> EXCERPTED RECORDS
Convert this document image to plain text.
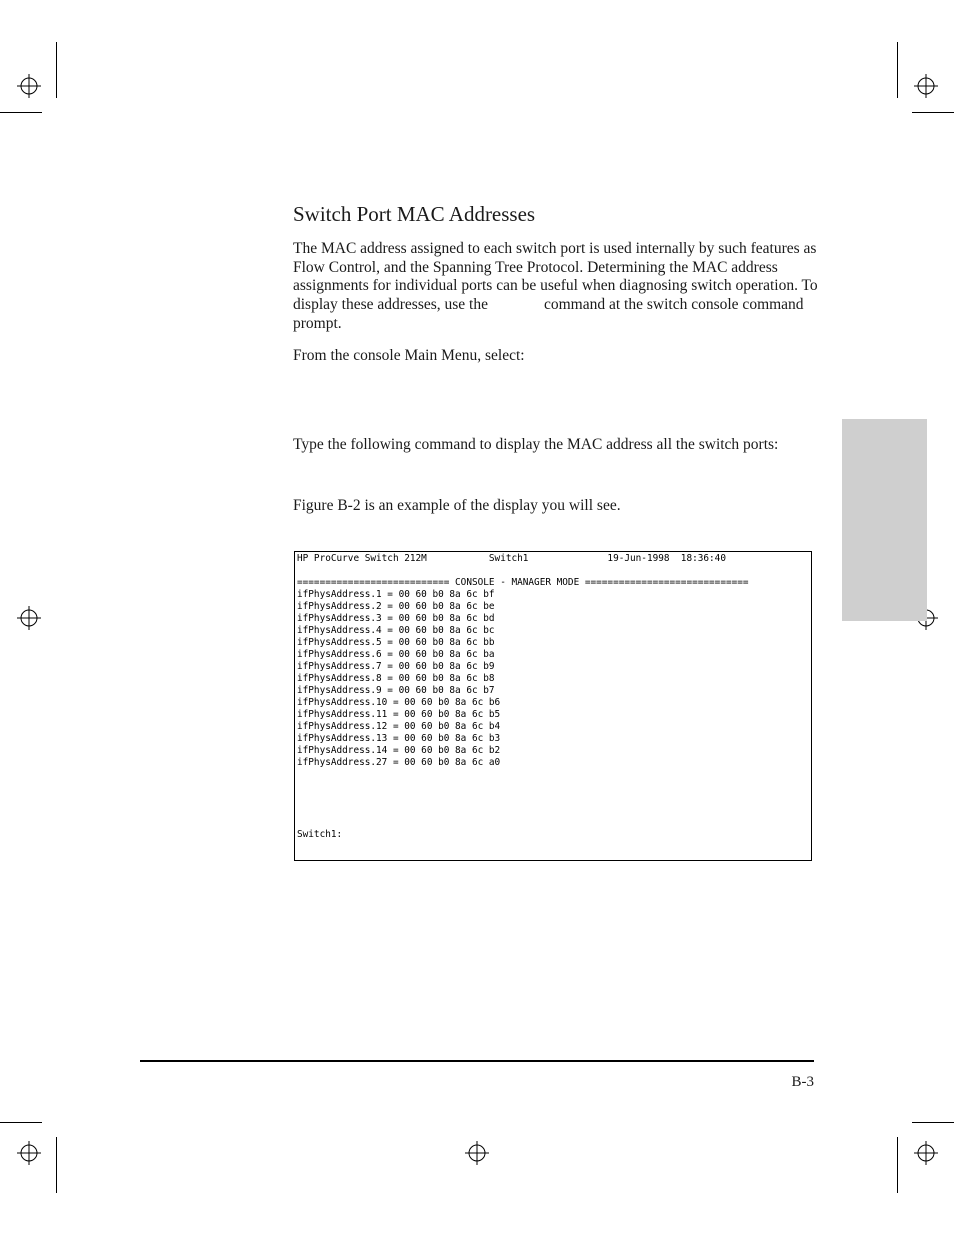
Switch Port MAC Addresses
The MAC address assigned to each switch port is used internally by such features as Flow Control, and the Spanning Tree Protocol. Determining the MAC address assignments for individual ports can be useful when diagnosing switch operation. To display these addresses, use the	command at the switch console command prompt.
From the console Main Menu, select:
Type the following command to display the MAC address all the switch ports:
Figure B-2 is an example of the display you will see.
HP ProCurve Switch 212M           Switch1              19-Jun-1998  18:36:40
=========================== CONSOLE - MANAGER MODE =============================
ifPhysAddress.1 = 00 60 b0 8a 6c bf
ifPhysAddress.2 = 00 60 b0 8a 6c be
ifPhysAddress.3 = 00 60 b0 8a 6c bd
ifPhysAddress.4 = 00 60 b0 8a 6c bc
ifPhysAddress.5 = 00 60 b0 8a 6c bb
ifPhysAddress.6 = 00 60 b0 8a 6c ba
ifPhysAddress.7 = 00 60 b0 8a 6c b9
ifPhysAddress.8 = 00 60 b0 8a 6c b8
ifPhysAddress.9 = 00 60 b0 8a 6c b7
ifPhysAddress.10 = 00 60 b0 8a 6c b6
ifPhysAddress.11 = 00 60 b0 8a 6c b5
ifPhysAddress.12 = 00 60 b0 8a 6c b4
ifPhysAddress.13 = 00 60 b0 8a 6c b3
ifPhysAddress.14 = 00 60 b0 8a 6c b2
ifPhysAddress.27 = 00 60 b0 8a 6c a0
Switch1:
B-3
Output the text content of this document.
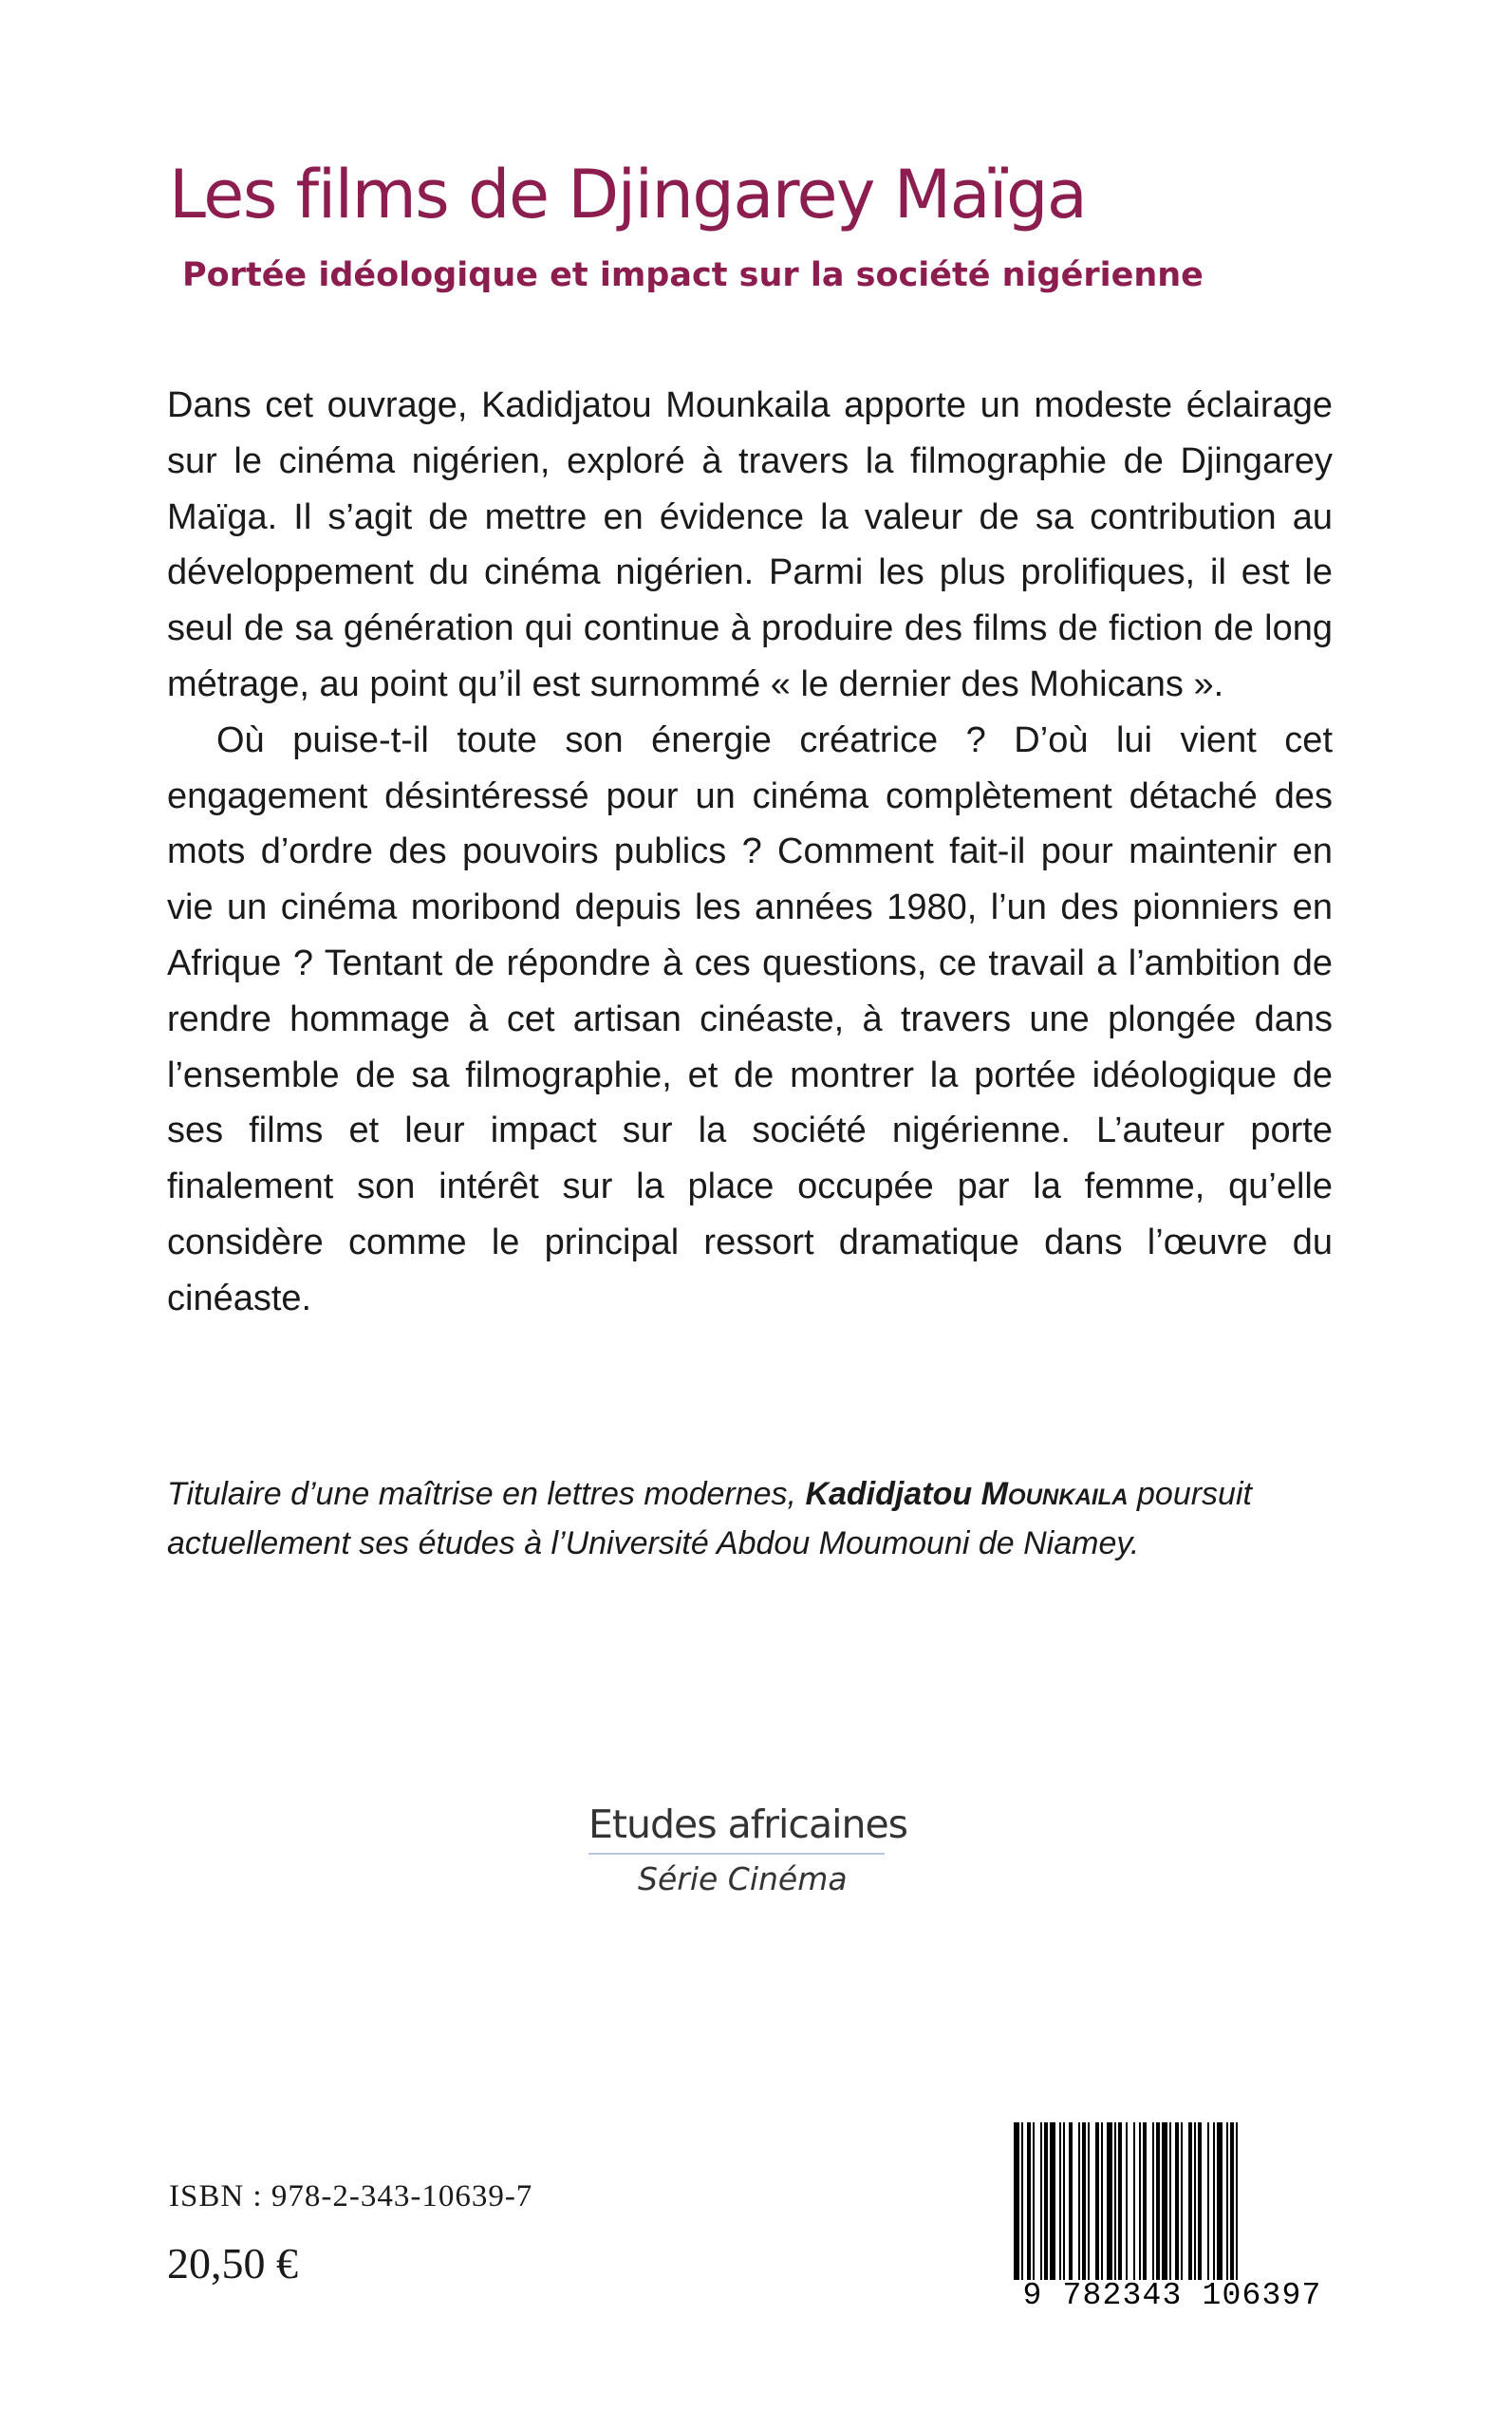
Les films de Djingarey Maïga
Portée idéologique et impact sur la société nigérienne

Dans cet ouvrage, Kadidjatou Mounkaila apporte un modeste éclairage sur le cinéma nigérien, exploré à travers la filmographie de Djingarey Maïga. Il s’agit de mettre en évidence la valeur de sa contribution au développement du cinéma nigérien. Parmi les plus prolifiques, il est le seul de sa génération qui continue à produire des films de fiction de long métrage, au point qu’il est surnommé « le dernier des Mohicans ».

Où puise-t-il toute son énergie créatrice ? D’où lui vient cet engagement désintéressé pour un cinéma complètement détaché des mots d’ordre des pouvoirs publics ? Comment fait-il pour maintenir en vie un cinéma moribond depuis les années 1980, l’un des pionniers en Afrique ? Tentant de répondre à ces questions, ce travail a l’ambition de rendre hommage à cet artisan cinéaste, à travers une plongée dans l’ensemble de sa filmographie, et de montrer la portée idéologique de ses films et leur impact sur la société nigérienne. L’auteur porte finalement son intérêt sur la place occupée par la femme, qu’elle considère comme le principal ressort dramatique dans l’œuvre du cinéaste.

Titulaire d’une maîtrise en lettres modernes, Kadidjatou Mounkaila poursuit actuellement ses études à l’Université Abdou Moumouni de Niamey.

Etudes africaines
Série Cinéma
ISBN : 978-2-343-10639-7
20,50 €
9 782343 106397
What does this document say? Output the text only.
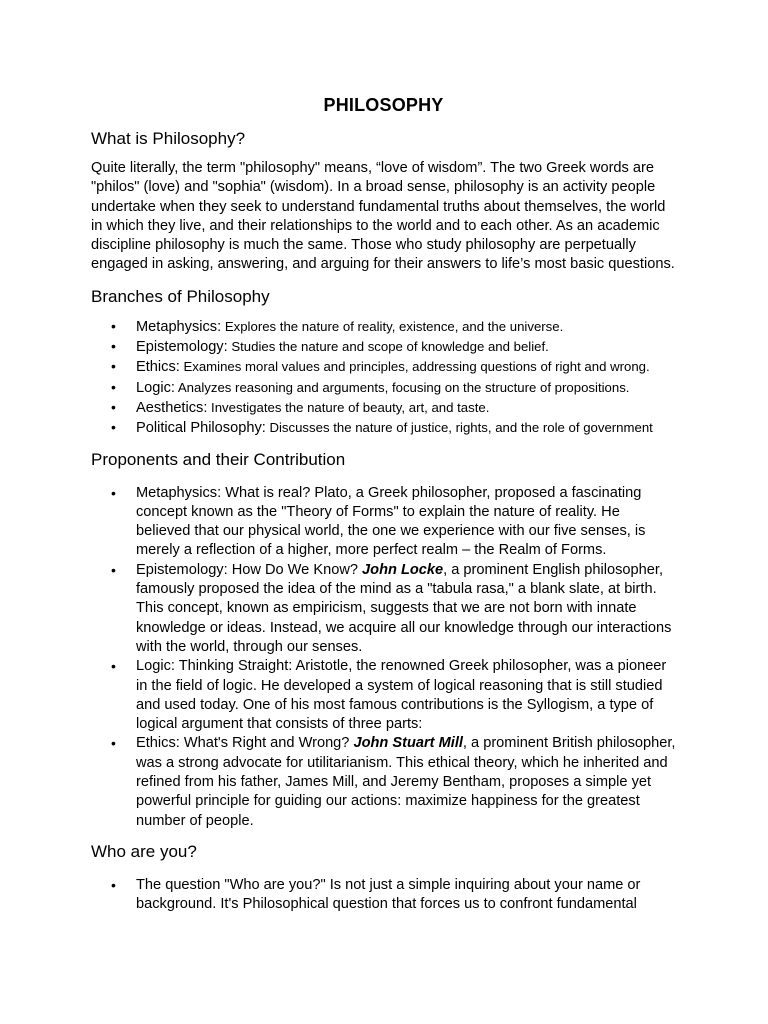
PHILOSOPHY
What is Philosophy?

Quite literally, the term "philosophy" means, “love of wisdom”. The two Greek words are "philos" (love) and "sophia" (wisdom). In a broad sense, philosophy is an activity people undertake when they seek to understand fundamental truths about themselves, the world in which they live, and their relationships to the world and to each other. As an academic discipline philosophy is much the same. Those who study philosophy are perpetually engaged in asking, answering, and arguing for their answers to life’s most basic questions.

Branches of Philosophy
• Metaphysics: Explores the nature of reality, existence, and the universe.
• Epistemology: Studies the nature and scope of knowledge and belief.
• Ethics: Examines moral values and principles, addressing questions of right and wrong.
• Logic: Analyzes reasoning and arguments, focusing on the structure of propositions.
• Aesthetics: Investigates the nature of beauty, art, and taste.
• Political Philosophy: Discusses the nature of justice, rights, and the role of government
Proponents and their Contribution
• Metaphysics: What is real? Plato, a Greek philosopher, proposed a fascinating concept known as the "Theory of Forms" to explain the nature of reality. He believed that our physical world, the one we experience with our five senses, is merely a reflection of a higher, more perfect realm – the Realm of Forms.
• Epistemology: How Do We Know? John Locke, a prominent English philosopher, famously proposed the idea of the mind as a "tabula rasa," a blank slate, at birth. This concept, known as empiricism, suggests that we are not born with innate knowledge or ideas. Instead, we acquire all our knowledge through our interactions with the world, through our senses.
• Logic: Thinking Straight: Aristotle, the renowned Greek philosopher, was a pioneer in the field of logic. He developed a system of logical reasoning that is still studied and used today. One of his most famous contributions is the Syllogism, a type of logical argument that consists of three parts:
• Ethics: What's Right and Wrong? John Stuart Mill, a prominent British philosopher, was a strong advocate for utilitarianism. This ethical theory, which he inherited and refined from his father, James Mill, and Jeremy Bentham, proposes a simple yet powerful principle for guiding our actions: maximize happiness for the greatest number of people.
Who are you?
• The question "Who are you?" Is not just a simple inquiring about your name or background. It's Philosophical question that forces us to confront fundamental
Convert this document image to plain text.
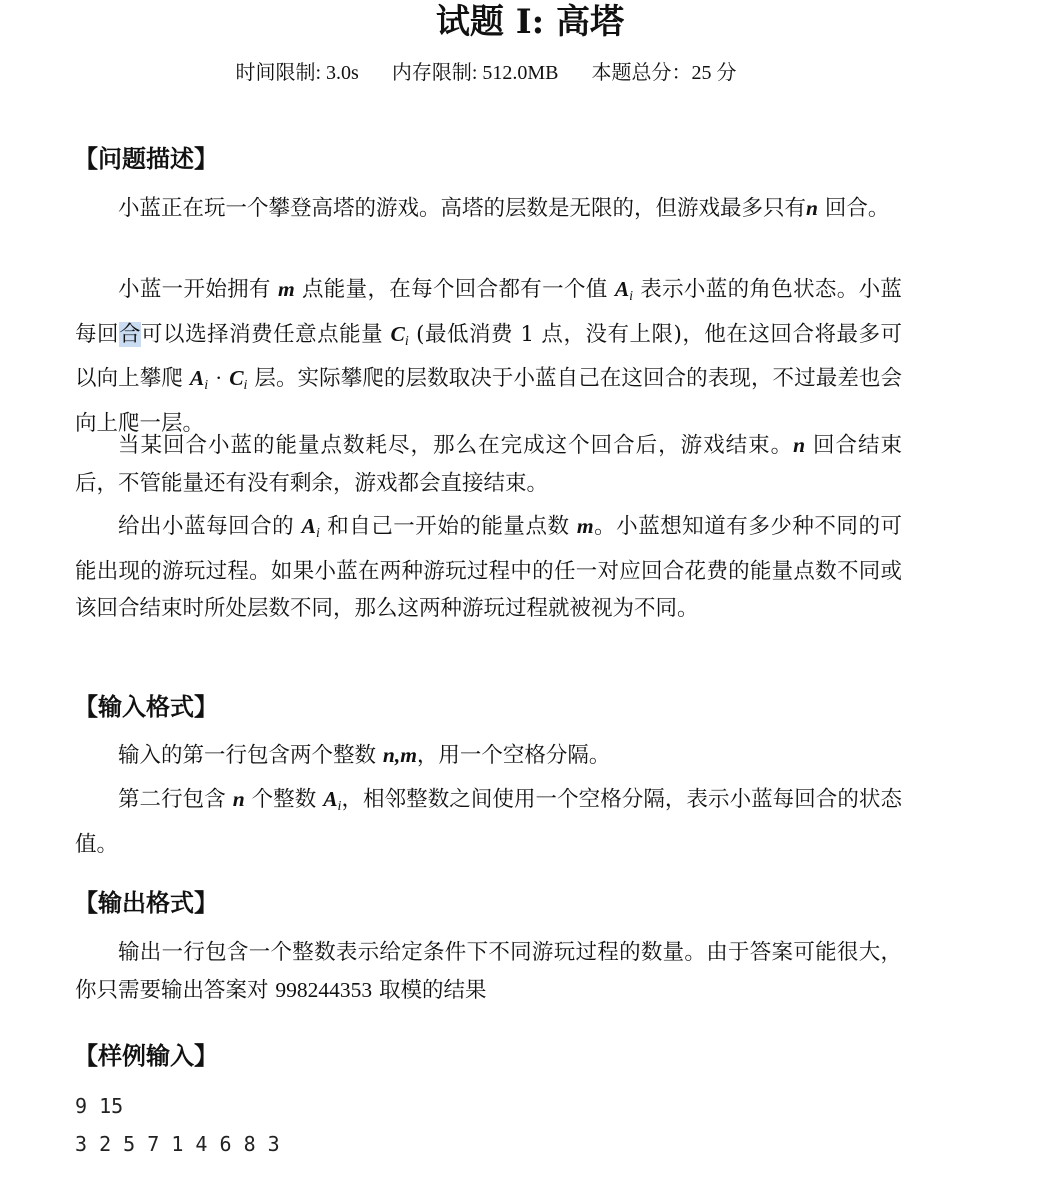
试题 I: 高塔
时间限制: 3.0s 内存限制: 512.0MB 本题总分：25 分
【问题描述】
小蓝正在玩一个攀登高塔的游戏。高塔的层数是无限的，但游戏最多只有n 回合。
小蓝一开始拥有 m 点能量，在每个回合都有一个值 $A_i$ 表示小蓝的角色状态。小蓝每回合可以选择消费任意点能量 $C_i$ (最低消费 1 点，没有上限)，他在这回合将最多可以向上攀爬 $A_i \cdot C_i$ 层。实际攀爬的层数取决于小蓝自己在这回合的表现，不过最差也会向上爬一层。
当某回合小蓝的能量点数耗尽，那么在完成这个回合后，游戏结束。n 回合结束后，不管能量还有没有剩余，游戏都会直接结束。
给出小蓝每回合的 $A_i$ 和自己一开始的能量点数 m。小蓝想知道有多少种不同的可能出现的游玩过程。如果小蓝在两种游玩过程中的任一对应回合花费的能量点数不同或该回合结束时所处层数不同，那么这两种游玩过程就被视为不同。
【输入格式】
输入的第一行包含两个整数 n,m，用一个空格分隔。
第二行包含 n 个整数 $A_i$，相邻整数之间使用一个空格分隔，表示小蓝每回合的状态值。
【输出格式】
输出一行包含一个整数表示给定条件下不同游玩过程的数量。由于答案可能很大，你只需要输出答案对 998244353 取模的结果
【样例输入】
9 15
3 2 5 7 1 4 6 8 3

> PROBLEM TO SOLVE
Using the listing above, show every line that includes the string "Metaphysics".

> OUTPUT FOR THIS TASK
• Metaphysics: Explores the nature of reality, existence, and the universe.
• Metaphysics: What is real? Plato, a Greek philosopher, proposed a fascinating concept known as the "Theory of Forms" to explain the nature of reality. He believed that our physical world, the one we experience with our five senses, is merely a reflection of a higher, more perfect realm – the Realm of Forms.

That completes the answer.